It was a surreal experience to present at the IBBY World Congress on the 18th of August 2016 at the Aotea Centre. The organisers put together an amazing event with so much choice for all participants. We were lucky to have such a good turn out to our presentation on ‘The Life of Today’s Book Designer’.
Our whole team spent weeks preparing and practicing and most of all encouraging Kim as a presenter. The final product was a job well done by everyone.
Here’s a sneak at our slide show and a transcript of Kim’s speech. If you want to see this live we are happy to present it again. Just drop us a line.
The Life of Today’s Book Designer
Presented by Kim Dovey
IBBY World Congress 2016
If I was to show you the life of a book designer for the next 20 minutes, you’d be very bored. What you’d see is what we do all day. Just sitting at our desk, staring at the screen. From the outside we are shut off from the world. Occasionally we look up and go in search of food or drink, although from my experience, that’s not often.
This 20 minutes will be much more interesting if instead I tell you about my experience with books and the passion that drives me to come to work each day.
You see … As a girl I had a groups of friends.
We were inseparable.
We’d scour the countryside in and around Christchurch in search of adventure.
Without them my childhood would have been very boring, and my adult life view of the world and ways of coping have been shaped, in part, by these bunch of kids.
I don’t remember even one of them ever opening a book…
Too much to be done…Too much to be explored and conquered … and I always wanted a dog.
It wasn’t until I was in my thirties though that I got my Timmy. A wild, strong headed and very loyal Bearded Collie.
And it’s not until now in my later 40’s that I am beginning to realise why when I got to choose my own dog, I didn’t want a labrador.
Have you heard about imprinting – not on a book, but on the brain? Konrad Lorenz was a researcher that did a study with baby ducklings. The ducklings all assumed that the researcher was their mother, as he was first thing they saw when they came out of their shells.

**Objective:** Please turn the paragraph of the IBBY Congress post beginning "It was a surreal experience" into a short bulleted list that keeps its main facts.

**Entries provided:**
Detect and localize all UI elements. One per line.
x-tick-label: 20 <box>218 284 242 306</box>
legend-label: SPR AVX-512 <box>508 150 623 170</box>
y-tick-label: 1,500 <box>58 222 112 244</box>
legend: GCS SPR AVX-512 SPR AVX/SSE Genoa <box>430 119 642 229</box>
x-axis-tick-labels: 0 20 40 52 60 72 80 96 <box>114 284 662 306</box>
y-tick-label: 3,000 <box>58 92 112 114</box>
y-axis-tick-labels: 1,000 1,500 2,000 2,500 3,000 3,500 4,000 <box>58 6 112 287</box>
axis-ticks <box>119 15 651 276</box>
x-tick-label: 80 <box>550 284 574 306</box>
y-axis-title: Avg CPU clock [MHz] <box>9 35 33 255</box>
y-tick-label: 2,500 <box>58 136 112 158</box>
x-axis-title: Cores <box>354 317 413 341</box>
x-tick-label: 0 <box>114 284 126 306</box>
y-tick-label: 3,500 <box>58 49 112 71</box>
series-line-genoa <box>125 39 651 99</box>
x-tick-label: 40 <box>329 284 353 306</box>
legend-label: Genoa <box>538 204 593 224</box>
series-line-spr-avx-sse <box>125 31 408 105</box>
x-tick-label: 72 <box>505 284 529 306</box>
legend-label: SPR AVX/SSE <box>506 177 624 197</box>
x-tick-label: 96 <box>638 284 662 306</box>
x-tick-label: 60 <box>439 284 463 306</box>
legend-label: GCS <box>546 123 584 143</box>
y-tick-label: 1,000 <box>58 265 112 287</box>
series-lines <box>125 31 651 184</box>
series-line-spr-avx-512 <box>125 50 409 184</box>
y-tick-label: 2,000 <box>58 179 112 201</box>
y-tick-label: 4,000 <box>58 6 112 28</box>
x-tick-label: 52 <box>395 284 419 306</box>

**Task result:**
- Presented at the IBBY World Congress on August 18, 2016, at the Aotea Centre
- The organizers put together an amazing event with plenty of choice for participants
- The presentation, "The Life of Today's Book Designer," drew a good turnout